▶ [LISTED RECORDS]
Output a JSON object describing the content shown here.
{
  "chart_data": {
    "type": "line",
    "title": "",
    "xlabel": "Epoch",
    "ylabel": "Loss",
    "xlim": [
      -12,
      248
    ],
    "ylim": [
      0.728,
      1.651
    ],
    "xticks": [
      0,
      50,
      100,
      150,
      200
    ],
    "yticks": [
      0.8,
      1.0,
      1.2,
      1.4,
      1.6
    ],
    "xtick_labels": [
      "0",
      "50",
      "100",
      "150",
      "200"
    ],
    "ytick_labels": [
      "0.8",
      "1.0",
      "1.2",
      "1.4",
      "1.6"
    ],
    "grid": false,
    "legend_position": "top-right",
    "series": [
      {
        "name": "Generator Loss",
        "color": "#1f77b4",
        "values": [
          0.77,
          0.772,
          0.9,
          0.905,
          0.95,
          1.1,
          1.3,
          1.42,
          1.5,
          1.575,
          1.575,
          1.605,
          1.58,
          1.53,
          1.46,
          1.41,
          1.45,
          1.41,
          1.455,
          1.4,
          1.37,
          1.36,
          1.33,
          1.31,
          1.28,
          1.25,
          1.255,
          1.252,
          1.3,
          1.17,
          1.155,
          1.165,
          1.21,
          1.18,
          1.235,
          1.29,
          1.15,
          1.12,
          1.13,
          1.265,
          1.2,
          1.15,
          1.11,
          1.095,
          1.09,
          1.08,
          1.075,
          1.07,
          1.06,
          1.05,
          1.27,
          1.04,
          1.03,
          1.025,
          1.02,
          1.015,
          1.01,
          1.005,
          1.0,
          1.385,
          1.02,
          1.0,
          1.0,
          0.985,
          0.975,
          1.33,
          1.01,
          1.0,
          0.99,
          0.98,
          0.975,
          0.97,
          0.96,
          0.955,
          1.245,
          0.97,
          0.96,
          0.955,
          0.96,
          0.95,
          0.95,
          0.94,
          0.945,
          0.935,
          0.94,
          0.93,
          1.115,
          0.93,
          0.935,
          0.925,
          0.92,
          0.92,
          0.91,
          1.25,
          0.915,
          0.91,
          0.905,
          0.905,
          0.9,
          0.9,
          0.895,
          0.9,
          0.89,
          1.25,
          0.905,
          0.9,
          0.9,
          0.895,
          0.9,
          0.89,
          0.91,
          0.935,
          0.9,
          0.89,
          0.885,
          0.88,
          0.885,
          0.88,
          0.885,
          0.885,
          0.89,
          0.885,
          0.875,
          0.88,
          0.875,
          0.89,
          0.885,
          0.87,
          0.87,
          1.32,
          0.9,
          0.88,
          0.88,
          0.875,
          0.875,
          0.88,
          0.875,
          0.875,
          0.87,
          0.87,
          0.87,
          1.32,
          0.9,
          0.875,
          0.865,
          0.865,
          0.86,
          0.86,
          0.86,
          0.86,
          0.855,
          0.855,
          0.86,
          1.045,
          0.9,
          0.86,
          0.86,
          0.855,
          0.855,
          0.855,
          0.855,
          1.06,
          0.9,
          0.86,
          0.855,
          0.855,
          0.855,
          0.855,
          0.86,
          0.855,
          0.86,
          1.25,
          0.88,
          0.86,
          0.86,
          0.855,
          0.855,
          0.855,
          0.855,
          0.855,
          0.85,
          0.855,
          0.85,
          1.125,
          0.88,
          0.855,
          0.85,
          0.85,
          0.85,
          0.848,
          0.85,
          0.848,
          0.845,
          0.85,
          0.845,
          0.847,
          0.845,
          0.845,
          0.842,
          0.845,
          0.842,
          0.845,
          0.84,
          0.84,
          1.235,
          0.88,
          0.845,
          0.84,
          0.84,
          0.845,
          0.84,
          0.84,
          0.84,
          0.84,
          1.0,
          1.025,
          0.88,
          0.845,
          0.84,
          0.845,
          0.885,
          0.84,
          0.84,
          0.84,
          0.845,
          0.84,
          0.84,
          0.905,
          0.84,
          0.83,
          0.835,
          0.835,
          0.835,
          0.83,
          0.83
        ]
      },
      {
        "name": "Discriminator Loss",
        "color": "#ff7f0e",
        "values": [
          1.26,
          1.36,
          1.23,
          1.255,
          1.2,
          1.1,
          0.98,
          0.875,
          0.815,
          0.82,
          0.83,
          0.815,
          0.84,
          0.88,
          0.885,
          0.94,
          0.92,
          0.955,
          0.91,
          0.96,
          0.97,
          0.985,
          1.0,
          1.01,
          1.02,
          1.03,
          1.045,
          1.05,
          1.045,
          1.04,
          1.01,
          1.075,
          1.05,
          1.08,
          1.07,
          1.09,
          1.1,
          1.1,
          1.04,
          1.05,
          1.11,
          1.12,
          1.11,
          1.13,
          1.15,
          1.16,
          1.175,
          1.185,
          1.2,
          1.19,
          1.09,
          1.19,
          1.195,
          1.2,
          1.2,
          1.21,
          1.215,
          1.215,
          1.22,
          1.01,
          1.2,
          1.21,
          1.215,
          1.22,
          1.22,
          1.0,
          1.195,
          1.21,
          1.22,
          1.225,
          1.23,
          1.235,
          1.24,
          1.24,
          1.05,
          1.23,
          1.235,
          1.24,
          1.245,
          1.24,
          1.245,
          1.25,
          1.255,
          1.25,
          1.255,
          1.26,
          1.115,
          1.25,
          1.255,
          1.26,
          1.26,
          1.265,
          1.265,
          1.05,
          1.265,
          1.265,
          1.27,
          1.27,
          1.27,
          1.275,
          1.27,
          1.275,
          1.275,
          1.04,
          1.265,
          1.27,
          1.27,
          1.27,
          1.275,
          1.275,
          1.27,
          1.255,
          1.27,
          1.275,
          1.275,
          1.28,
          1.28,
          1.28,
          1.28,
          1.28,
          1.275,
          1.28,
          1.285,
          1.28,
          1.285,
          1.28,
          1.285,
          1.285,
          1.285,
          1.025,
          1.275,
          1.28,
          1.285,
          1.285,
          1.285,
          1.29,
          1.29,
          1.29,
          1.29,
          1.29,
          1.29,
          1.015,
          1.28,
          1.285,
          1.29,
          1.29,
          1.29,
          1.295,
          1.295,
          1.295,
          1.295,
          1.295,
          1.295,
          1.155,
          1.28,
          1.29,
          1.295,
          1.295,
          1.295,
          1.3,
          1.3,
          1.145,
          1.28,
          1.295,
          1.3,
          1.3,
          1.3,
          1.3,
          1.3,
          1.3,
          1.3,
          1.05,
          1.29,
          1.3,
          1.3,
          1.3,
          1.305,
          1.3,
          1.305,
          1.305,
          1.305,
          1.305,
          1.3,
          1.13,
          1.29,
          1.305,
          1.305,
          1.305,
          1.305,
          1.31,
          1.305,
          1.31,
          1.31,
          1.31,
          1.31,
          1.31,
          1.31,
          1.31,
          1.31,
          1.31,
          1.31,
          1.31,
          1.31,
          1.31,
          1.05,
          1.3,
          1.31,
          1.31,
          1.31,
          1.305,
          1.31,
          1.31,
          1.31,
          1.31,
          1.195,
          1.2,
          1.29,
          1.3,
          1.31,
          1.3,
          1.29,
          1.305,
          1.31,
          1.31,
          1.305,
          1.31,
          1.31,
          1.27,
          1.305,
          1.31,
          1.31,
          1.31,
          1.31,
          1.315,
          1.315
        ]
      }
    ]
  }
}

▶ [TASK INSTRUCTIONS] Return all of the entries word for word.

▶ [SOLUTION TO THE EXERCISE]
Output a JSON object describing the content shown here.
{
  "chart_data": {
    "type": "line",
    "title": "",
    "xlabel": "Epoch",
    "ylabel": "Loss",
    "xlim": [
      -12,
      248
    ],
    "ylim": [
      0.728,
      1.651
    ],
    "xticks": [
      0,
      50,
      100,
      150,
      200
    ],
    "yticks": [
      0.8,
      1.0,
      1.2,
      1.4,
      1.6
    ],
    "xtick_labels": [
      "0",
      "50",
      "100",
      "150",
      "200"
    ],
    "ytick_labels": [
      "0.8",
      "1.0",
      "1.2",
      "1.4",
      "1.6"
    ],
    "grid": false,
    "legend_position": "top-right",
    "series": [
      {
        "name": "Generator Loss",
        "color": "#1f77b4",
        "values": [
          0.77,
          0.772,
          0.9,
          0.905,
          0.95,
          1.1,
          1.3,
          1.42,
          1.5,
          1.575,
          1.575,
          1.605,
          1.58,
          1.53,
          1.46,
          1.41,
          1.45,
          1.41,
          1.455,
          1.4,
          1.37,
          1.36,
          1.33,
          1.31,
          1.28,
          1.25,
          1.255,
          1.252,
          1.3,
          1.17,
          1.155,
          1.165,
          1.21,
          1.18,
          1.235,
          1.29,
          1.15,
          1.12,
          1.13,
          1.265,
          1.2,
          1.15,
          1.11,
          1.095,
          1.09,
          1.08,
          1.075,
          1.07,
          1.06,
          1.05,
          1.27,
          1.04,
          1.03,
          1.025,
          1.02,
          1.015,
          1.01,
          1.005,
          1.0,
          1.385,
          1.02,
          1.0,
          1.0,
          0.985,
          0.975,
          1.33,
          1.01,
          1.0,
          0.99,
          0.98,
          0.975,
          0.97,
          0.96,
          0.955,
          1.245,
          0.97,
          0.96,
          0.955,
          0.96,
          0.95,
          0.95,
          0.94,
          0.945,
          0.935,
          0.94,
          0.93,
          1.115,
          0.93,
          0.935,
          0.925,
          0.92,
          0.92,
          0.91,
          1.25,
          0.915,
          0.91,
          0.905,
          0.905,
          0.9,
          0.9,
          0.895,
          0.9,
          0.89,
          1.25,
          0.905,
          0.9,
          0.9,
          0.895,
          0.9,
          0.89,
          0.91,
          0.935,
          0.9,
          0.89,
          0.885,
          0.88,
          0.885,
          0.88,
          0.885,
          0.885,
          0.89,
          0.885,
          0.875,
          0.88,
          0.875,
          0.89,
          0.885,
          0.87,
          0.87,
          1.32,
          0.9,
          0.88,
          0.88,
          0.875,
          0.875,
          0.88,
          0.875,
          0.875,
          0.87,
          0.87,
          0.87,
          1.32,
          0.9,
          0.875,
          0.865,
          0.865,
          0.86,
          0.86,
          0.86,
          0.86,
          0.855,
          0.855,
          0.86,
          1.045,
          0.9,
          0.86,
          0.86,
          0.855,
          0.855,
          0.855,
          0.855,
          1.06,
          0.9,
          0.86,
          0.855,
          0.855,
          0.855,
          0.855,
          0.86,
          0.855,
          0.86,
          1.25,
          0.88,
          0.86,
          0.86,
          0.855,
          0.855,
          0.855,
          0.855,
          0.855,
          0.85,
          0.855,
          0.85,
          1.125,
          0.88,
          0.855,
          0.85,
          0.85,
          0.85,
          0.848,
          0.85,
          0.848,
          0.845,
          0.85,
          0.845,
          0.847,
          0.845,
          0.845,
          0.842,
          0.845,
          0.842,
          0.845,
          0.84,
          0.84,
          1.235,
          0.88,
          0.845,
          0.84,
          0.84,
          0.845,
          0.84,
          0.84,
          0.84,
          0.84,
          1.0,
          1.025,
          0.88,
          0.845,
          0.84,
          0.845,
          0.885,
          0.84,
          0.84,
          0.84,
          0.845,
          0.84,
          0.84,
          0.905,
          0.84,
          0.83,
          0.835,
          0.835,
          0.835,
          0.83,
          0.83
        ]
      },
      {
        "name": "Discriminator Loss",
        "color": "#ff7f0e",
        "values": [
          1.26,
          1.36,
          1.23,
          1.255,
          1.2,
          1.1,
          0.98,
          0.875,
          0.815,
          0.82,
          0.83,
          0.815,
          0.84,
          0.88,
          0.885,
          0.94,
          0.92,
          0.955,
          0.91,
          0.96,
          0.97,
          0.985,
          1.0,
          1.01,
          1.02,
          1.03,
          1.045,
          1.05,
          1.045,
          1.04,
          1.01,
          1.075,
          1.05,
          1.08,
          1.07,
          1.09,
          1.1,
          1.1,
          1.04,
          1.05,
          1.11,
          1.12,
          1.11,
          1.13,
          1.15,
          1.16,
          1.175,
          1.185,
          1.2,
          1.19,
          1.09,
          1.19,
          1.195,
          1.2,
          1.2,
          1.21,
          1.215,
          1.215,
          1.22,
          1.01,
          1.2,
          1.21,
          1.215,
          1.22,
          1.22,
          1.0,
          1.195,
          1.21,
          1.22,
          1.225,
          1.23,
          1.235,
          1.24,
          1.24,
          1.05,
          1.23,
          1.235,
          1.24,
          1.245,
          1.24,
          1.245,
          1.25,
          1.255,
          1.25,
          1.255,
          1.26,
          1.115,
          1.25,
          1.255,
          1.26,
          1.26,
          1.265,
          1.265,
          1.05,
          1.265,
          1.265,
          1.27,
          1.27,
          1.27,
          1.275,
          1.27,
          1.275,
          1.275,
          1.04,
          1.265,
          1.27,
          1.27,
          1.27,
          1.275,
          1.275,
          1.27,
          1.255,
          1.27,
          1.275,
          1.275,
          1.28,
          1.28,
          1.28,
          1.28,
          1.28,
          1.275,
          1.28,
          1.285,
          1.28,
          1.285,
          1.28,
          1.285,
          1.285,
          1.285,
          1.025,
          1.275,
          1.28,
          1.285,
          1.285,
          1.285,
          1.29,
          1.29,
          1.29,
          1.29,
          1.29,
          1.29,
          1.015,
          1.28,
          1.285,
          1.29,
          1.29,
          1.29,
          1.295,
          1.295,
          1.295,
          1.295,
          1.295,
          1.295,
          1.155,
          1.28,
          1.29,
          1.295,
          1.295,
          1.295,
          1.3,
          1.3,
          1.145,
          1.28,
          1.295,
          1.3,
          1.3,
          1.3,
          1.3,
          1.3,
          1.3,
          1.3,
          1.05,
          1.29,
          1.3,
          1.3,
          1.3,
          1.305,
          1.3,
          1.305,
          1.305,
          1.305,
          1.305,
          1.3,
          1.13,
          1.29,
          1.305,
          1.305,
          1.305,
          1.305,
          1.31,
          1.305,
          1.31,
          1.31,
          1.31,
          1.31,
          1.31,
          1.31,
          1.31,
          1.31,
          1.31,
          1.31,
          1.31,
          1.31,
          1.31,
          1.05,
          1.3,
          1.31,
          1.31,
          1.31,
          1.305,
          1.31,
          1.31,
          1.31,
          1.31,
          1.195,
          1.2,
          1.29,
          1.3,
          1.31,
          1.3,
          1.29,
          1.305,
          1.31,
          1.31,
          1.305,
          1.31,
          1.31,
          1.27,
          1.305,
          1.31,
          1.31,
          1.31,
          1.31,
          1.315,
          1.315
        ]
      }
    ]
  }
}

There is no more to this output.